GIVEN REQUEST:
Every line of the data that contains the string "Enchantment" must be copied.

# GIVEN INFORMATION start

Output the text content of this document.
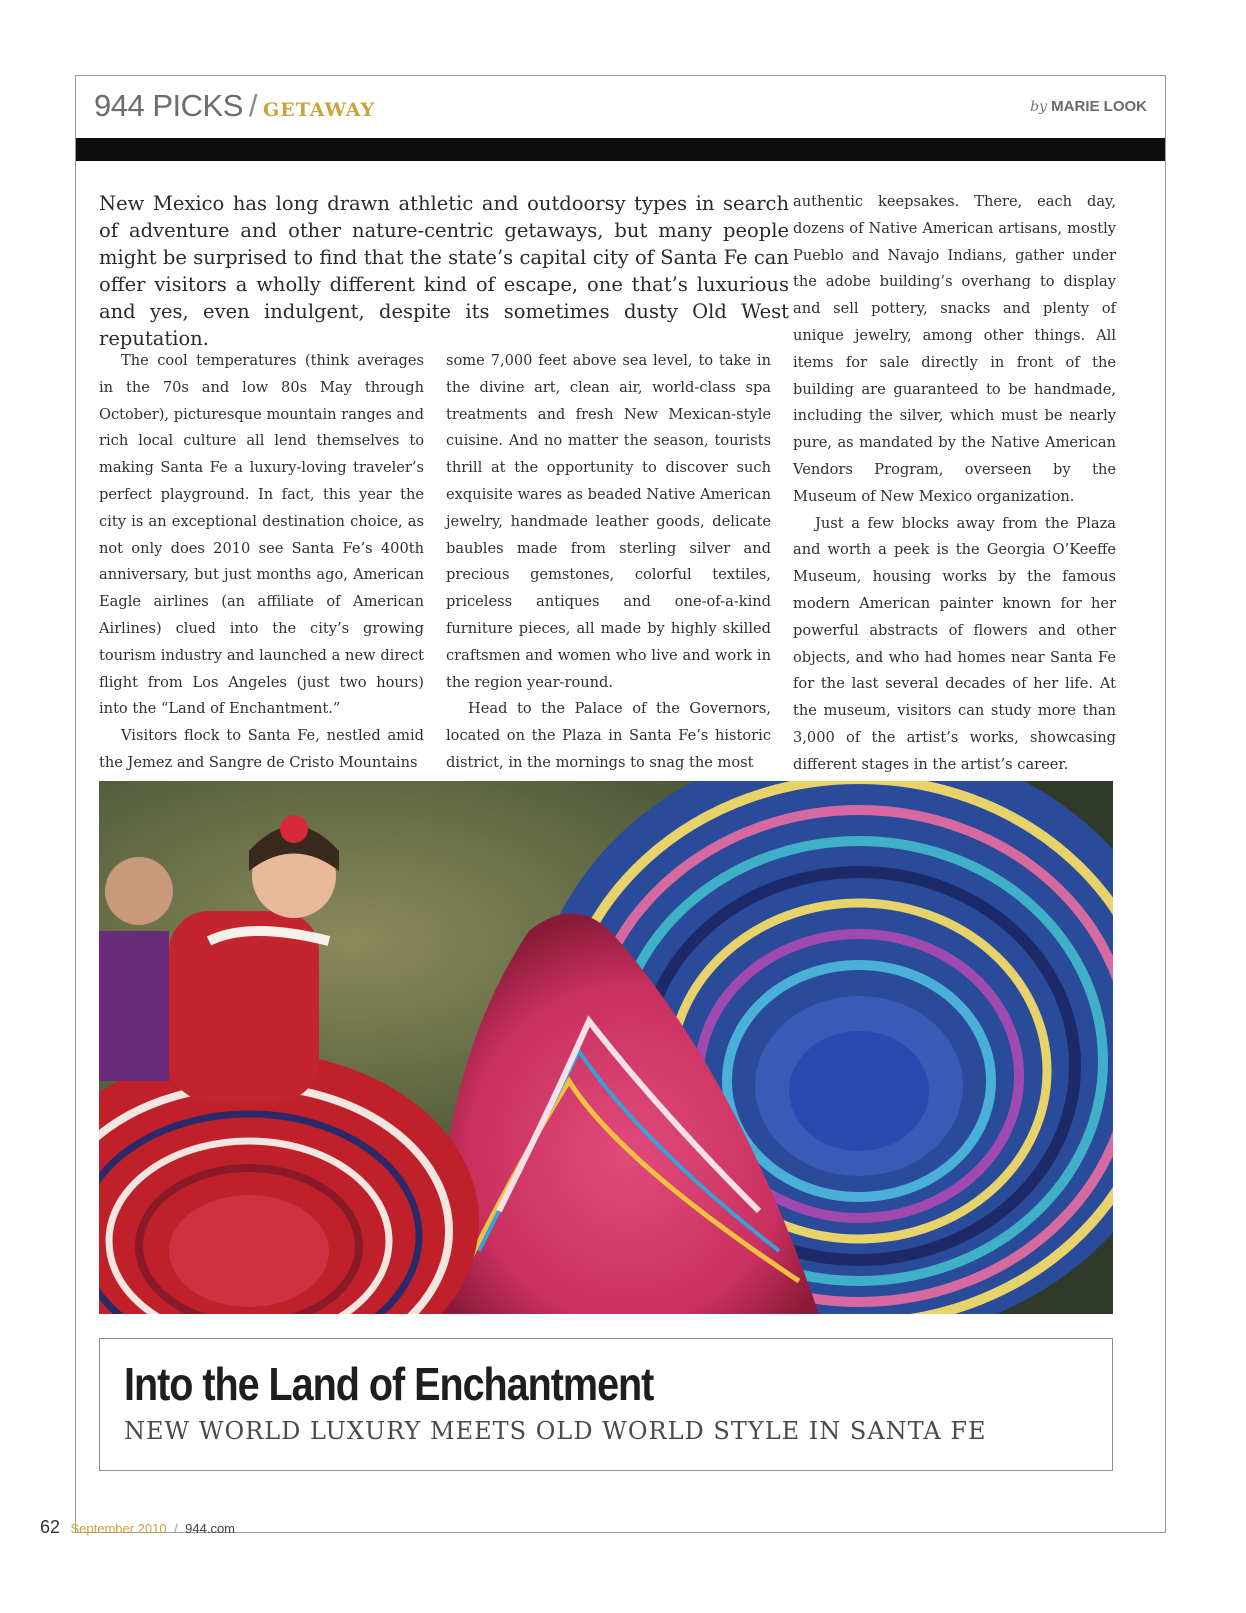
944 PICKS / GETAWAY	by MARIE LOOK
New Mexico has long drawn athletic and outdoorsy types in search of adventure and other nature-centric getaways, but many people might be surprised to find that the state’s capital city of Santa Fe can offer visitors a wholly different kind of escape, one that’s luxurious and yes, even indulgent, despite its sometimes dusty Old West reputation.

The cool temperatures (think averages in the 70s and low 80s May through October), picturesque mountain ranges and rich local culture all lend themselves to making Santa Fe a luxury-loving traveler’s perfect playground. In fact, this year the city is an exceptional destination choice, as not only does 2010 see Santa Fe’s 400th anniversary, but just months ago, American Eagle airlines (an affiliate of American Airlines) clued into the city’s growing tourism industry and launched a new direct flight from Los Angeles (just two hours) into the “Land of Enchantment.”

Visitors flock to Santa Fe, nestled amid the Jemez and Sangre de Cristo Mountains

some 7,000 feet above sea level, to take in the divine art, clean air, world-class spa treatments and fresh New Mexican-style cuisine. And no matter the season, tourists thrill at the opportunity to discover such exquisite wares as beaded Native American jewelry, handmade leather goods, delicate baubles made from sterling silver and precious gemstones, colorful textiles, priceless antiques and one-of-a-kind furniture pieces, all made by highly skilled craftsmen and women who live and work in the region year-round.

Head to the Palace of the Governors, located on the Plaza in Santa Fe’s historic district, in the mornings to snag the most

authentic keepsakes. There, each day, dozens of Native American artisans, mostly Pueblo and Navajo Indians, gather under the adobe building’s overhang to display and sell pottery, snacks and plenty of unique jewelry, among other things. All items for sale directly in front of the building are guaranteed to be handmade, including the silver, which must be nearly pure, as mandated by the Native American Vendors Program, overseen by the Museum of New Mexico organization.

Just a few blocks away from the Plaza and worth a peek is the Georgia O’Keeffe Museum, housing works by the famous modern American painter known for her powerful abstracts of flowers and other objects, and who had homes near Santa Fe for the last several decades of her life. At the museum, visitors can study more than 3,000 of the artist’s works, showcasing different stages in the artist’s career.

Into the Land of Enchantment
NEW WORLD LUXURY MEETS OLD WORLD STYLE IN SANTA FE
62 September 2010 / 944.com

# GIVEN INFORMATION end

WRITTEN ANSWER:
The cool temperatures (think averages in the 70s and low 80s May through October), picturesque mountain ranges and rich local culture all lend themselves to making Santa Fe a luxury-loving traveler’s perfect playground. In fact, this year the city is an exceptional destination choice, as not only does 2010 see Santa Fe’s 400th anniversary, but just months ago, American Eagle airlines (an affiliate of American Airlines) clued into the city’s growing tourism industry and launched a new direct flight from Los Angeles (just two hours) into the “Land of Enchantment.”
Into the Land of Enchantment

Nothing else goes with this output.